* EXERCISE *
Return every line of the material exactly.

###

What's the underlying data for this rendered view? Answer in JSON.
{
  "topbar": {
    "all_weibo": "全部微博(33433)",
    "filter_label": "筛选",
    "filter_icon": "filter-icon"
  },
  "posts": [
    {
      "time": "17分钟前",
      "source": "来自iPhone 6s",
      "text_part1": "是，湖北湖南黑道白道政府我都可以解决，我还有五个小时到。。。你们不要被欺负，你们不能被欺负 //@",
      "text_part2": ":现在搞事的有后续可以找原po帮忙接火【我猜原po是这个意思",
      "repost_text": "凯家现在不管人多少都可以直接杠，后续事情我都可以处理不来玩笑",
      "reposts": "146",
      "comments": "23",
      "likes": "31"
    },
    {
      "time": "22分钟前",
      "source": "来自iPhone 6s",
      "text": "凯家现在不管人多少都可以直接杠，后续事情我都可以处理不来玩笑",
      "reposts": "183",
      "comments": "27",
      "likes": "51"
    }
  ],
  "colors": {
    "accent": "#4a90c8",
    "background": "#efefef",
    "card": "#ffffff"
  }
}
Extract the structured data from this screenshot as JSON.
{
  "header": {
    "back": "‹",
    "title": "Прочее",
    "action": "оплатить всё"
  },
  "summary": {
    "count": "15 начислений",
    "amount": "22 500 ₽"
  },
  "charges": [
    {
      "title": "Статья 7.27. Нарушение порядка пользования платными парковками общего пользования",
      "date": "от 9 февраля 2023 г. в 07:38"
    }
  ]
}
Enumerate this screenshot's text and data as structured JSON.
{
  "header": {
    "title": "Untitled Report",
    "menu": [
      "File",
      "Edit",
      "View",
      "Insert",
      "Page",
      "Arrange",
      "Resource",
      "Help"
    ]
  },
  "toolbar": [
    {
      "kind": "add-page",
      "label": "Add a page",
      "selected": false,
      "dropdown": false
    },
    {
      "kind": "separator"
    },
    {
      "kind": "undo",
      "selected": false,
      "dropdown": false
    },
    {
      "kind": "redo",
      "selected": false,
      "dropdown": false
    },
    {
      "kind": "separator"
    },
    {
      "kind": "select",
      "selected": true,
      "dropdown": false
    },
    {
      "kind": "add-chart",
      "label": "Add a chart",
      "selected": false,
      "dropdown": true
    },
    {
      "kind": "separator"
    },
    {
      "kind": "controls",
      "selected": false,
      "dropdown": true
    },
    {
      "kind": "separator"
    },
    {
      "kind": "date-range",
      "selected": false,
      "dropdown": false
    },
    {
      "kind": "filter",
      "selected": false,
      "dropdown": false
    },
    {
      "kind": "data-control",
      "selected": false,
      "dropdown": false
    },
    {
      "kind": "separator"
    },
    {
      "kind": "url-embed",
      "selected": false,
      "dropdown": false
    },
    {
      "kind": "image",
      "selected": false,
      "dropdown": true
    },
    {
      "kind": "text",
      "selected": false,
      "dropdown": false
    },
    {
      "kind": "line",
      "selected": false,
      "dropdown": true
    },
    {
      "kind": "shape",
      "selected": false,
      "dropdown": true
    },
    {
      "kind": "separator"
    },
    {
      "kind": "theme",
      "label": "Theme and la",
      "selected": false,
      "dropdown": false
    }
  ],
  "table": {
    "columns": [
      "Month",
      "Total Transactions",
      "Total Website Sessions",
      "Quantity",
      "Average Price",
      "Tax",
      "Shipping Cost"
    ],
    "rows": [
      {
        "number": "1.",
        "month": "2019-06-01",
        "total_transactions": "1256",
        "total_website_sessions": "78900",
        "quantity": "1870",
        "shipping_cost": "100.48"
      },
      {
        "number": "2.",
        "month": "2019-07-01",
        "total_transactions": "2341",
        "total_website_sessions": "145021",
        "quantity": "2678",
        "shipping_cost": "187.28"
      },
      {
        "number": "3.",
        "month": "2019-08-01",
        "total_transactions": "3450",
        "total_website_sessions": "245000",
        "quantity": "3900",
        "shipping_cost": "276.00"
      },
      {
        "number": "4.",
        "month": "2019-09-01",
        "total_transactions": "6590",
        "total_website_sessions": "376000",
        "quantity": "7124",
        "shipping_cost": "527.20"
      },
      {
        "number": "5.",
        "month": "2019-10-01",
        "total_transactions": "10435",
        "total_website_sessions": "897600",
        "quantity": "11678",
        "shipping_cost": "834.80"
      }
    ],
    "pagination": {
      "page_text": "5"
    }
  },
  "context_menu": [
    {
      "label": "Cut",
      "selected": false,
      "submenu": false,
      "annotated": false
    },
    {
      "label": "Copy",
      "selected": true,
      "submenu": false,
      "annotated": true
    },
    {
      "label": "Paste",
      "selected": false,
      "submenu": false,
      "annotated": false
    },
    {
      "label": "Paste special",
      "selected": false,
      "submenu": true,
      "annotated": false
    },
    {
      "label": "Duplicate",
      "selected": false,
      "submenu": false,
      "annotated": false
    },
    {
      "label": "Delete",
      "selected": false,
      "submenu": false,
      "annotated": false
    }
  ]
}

###

* FINAL RESULT *
What's the underlying data for this rendered view? Answer in JSON.
{
  "topbar": {
    "all_weibo": "全部微博(33433)",
    "filter_label": "筛选",
    "filter_icon": "filter-icon"
  },
  "posts": [
    {
      "time": "17分钟前",
      "source": "来自iPhone 6s",
      "text_part1": "是，湖北湖南黑道白道政府我都可以解决，我还有五个小时到。。。你们不要被欺负，你们不能被欺负 //@",
      "text_part2": ":现在搞事的有后续可以找原po帮忙接火【我猜原po是这个意思",
      "repost_text": "凯家现在不管人多少都可以直接杠，后续事情我都可以处理不来玩笑",
      "reposts": "146",
      "comments": "23",
      "likes": "31"
    },
    {
      "time": "22分钟前",
      "source": "来自iPhone 6s",
      "text": "凯家现在不管人多少都可以直接杠，后续事情我都可以处理不来玩笑",
      "reposts": "183",
      "comments": "27",
      "likes": "51"
    }
  ],
  "colors": {
    "accent": "#4a90c8",
    "background": "#efefef",
    "card": "#ffffff"
  }
}
Extract the structured data from this screenshot as JSON.
{
  "header": {
    "back": "‹",
    "title": "Прочее",
    "action": "оплатить всё"
  },
  "summary": {
    "count": "15 начислений",
    "amount": "22 500 ₽"
  },
  "charges": [
    {
      "title": "Статья 7.27. Нарушение порядка пользования платными парковками общего пользования",
      "date": "от 9 февраля 2023 г. в 07:38"
    }
  ]
}
Enumerate this screenshot's text and data as structured JSON.
{
  "header": {
    "title": "Untitled Report",
    "menu": [
      "File",
      "Edit",
      "View",
      "Insert",
      "Page",
      "Arrange",
      "Resource",
      "Help"
    ]
  },
  "toolbar": [
    {
      "kind": "add-page",
      "label": "Add a page",
      "selected": false,
      "dropdown": false
    },
    {
      "kind": "separator"
    },
    {
      "kind": "undo",
      "selected": false,
      "dropdown": false
    },
    {
      "kind": "redo",
      "selected": false,
      "dropdown": false
    },
    {
      "kind": "separator"
    },
    {
      "kind": "select",
      "selected": true,
      "dropdown": false
    },
    {
      "kind": "add-chart",
      "label": "Add a chart",
      "selected": false,
      "dropdown": true
    },
    {
      "kind": "separator"
    },
    {
      "kind": "controls",
      "selected": false,
      "dropdown": true
    },
    {
      "kind": "separator"
    },
    {
      "kind": "date-range",
      "selected": false,
      "dropdown": false
    },
    {
      "kind": "filter",
      "selected": false,
      "dropdown": false
    },
    {
      "kind": "data-control",
      "selected": false,
      "dropdown": false
    },
    {
      "kind": "separator"
    },
    {
      "kind": "url-embed",
      "selected": false,
      "dropdown": false
    },
    {
      "kind": "image",
      "selected": false,
      "dropdown": true
    },
    {
      "kind": "text",
      "selected": false,
      "dropdown": false
    },
    {
      "kind": "line",
      "selected": false,
      "dropdown": true
    },
    {
      "kind": "shape",
      "selected": false,
      "dropdown": true
    },
    {
      "kind": "separator"
    },
    {
      "kind": "theme",
      "label": "Theme and la",
      "selected": false,
      "dropdown": false
    }
  ],
  "table": {
    "columns": [
      "Month",
      "Total Transactions",
      "Total Website Sessions",
      "Quantity",
      "Average Price",
      "Tax",
      "Shipping Cost"
    ],
    "rows": [
      {
        "number": "1.",
        "month": "2019-06-01",
        "total_transactions": "1256",
        "total_website_sessions": "78900",
        "quantity": "1870",
        "shipping_cost": "100.48"
      },
      {
        "number": "2.",
        "month": "2019-07-01",
        "total_transactions": "2341",
        "total_website_sessions": "145021",
        "quantity": "2678",
        "shipping_cost": "187.28"
      },
      {
        "number": "3.",
        "month": "2019-08-01",
        "total_transactions": "3450",
        "total_website_sessions": "245000",
        "quantity": "3900",
        "shipping_cost": "276.00"
      },
      {
        "number": "4.",
        "month": "2019-09-01",
        "total_transactions": "6590",
        "total_website_sessions": "376000",
        "quantity": "7124",
        "shipping_cost": "527.20"
      },
      {
        "number": "5.",
        "month": "2019-10-01",
        "total_transactions": "10435",
        "total_website_sessions": "897600",
        "quantity": "11678",
        "shipping_cost": "834.80"
      }
    ],
    "pagination": {
      "page_text": "5"
    }
  },
  "context_menu": [
    {
      "label": "Cut",
      "selected": false,
      "submenu": false,
      "annotated": false
    },
    {
      "label": "Copy",
      "selected": true,
      "submenu": false,
      "annotated": true
    },
    {
      "label": "Paste",
      "selected": false,
      "submenu": false,
      "annotated": false
    },
    {
      "label": "Paste special",
      "selected": false,
      "submenu": true,
      "annotated": false
    },
    {
      "label": "Duplicate",
      "selected": false,
      "submenu": false,
      "annotated": false
    },
    {
      "label": "Delete",
      "selected": false,
      "submenu": false,
      "annotated": false
    }
  ]
}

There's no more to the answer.